> **THE EXERCISE**:
What is the number of lines holding the word "marker"? Write that number and nothing else.

> **TASK INPUT**:
━━━━━━━━━━
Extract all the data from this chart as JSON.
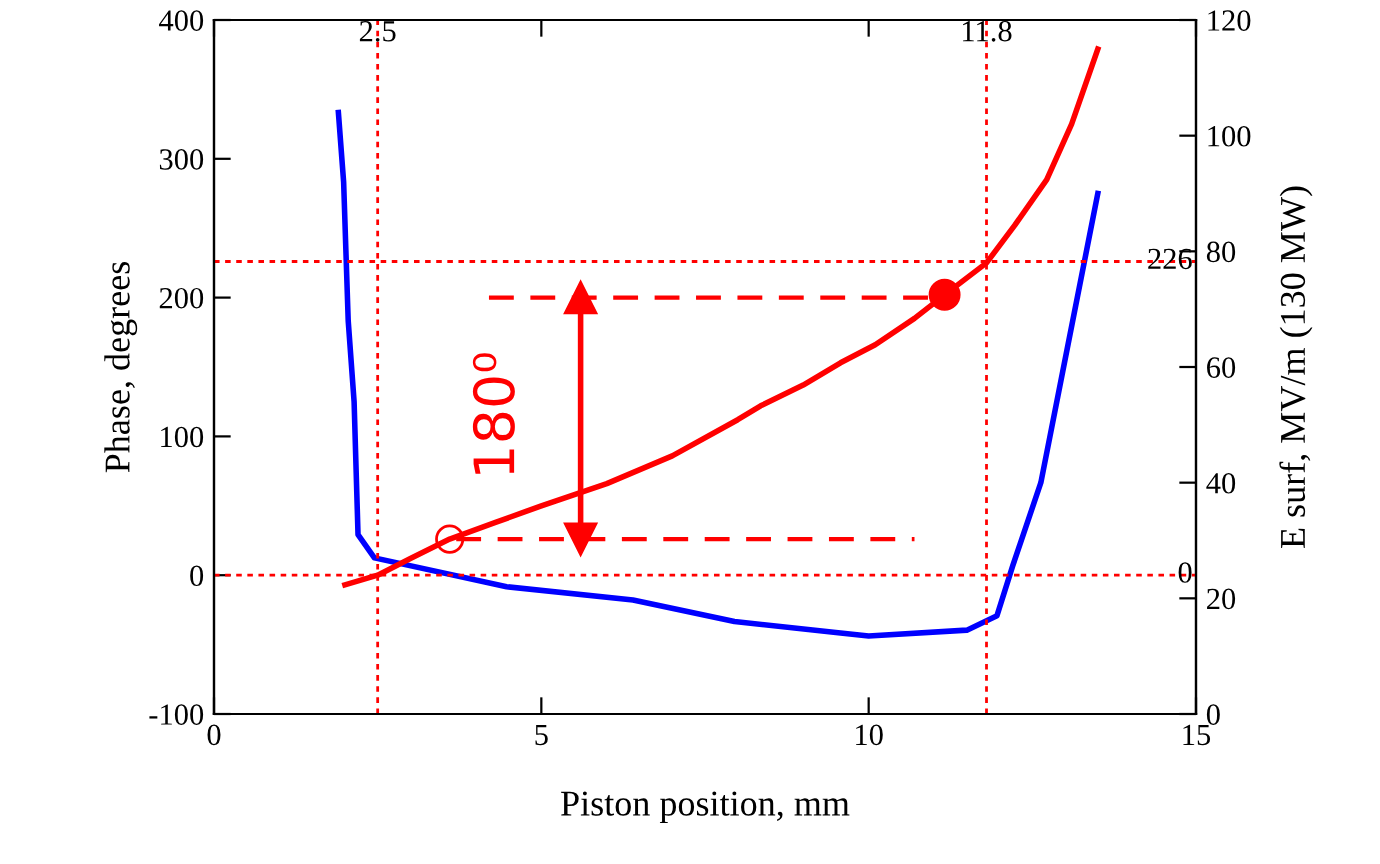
{
  "chart_data": {
    "type": "line",
    "xlabel": "Piston position, mm",
    "ylabel": "Phase, degrees",
    "y2label": "E surf, MV/m (130 MW)",
    "xlim": [
      0,
      15
    ],
    "xticks": [
      0,
      5,
      10,
      15
    ],
    "ylim": [
      -100,
      400
    ],
    "yticks": [
      -100,
      0,
      100,
      200,
      300,
      400
    ],
    "y2lim": [
      0,
      120
    ],
    "y2ticks": [
      0,
      20,
      40,
      60,
      80,
      100,
      120
    ],
    "grid": false,
    "legend": false,
    "series": [
      {
        "color": "#ff0000",
        "x": [
          2.0,
          2.5,
          3.0,
          3.6,
          4.3,
          5,
          6,
          7,
          8,
          8.35,
          9,
          9.57,
          10.1,
          10.7,
          11.16,
          11.8,
          12.23,
          12.72,
          13.1,
          13.5
        ],
        "values": [
          -7,
          0,
          12,
          26,
          38,
          50,
          66,
          86,
          112,
          122,
          137,
          153,
          166,
          185,
          202,
          225,
          252,
          285,
          325,
          379
        ]
      },
      {
        "color": "#0000ff",
        "axis": "y2",
        "x": [
          1.9,
          1.98,
          2.05,
          2.14,
          2.2,
          2.45,
          4.47,
          6.4,
          7.95,
          9.57,
          10.0,
          11.5,
          11.96,
          12.2,
          12.63,
          13.03,
          13.5
        ],
        "values": [
          104,
          92,
          68,
          54,
          31,
          27,
          22,
          19.7,
          16,
          14,
          13.5,
          14.5,
          17,
          25.6,
          40,
          63,
          90
        ]
      },
      {
        "type": "line",
        "color": "#ff0000",
        "line_style": "dashed",
        "x": [
          4.2,
          11.2
        ],
        "values": [
          200,
          200
        ]
      },
      {
        "type": "line",
        "color": "#ff0000",
        "line_style": "dashed",
        "x": [
          3.7,
          10.7
        ],
        "values": [
          26,
          26
        ]
      },
      {
        "type": "line",
        "color": "#ff0000",
        "line_style": "solid",
        "marker": "triangle",
        "x": [
          5.6,
          5.6
        ],
        "values": [
          26,
          200
        ]
      },
      {
        "type": "scatter",
        "color": "#ff0000",
        "marker": "circle",
        "x": [
          11.16
        ],
        "values": [
          202
        ]
      },
      {
        "type": "scatter",
        "color": "#ff0000",
        "marker": "open circle",
        "x": [
          3.6
        ],
        "values": [
          26
        ]
      }
    ],
    "ref_lines": [
      {
        "axis": "x",
        "value": 2.5,
        "label": "2.5",
        "color": "#ff0000",
        "line_style": "dotted"
      },
      {
        "axis": "x",
        "value": 11.8,
        "label": "11.8",
        "color": "#ff0000",
        "line_style": "dotted"
      },
      {
        "axis": "y",
        "value": 226,
        "label": "226",
        "color": "#ff0000",
        "line_style": "dotted"
      },
      {
        "axis": "y",
        "value": 0,
        "label": "0",
        "color": "#ff0000",
        "line_style": "dotted"
      }
    ],
    "annotations": [
      "180⁰"
    ]
  }
}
━━━━━━━━━━
> **RESPONSE**:
3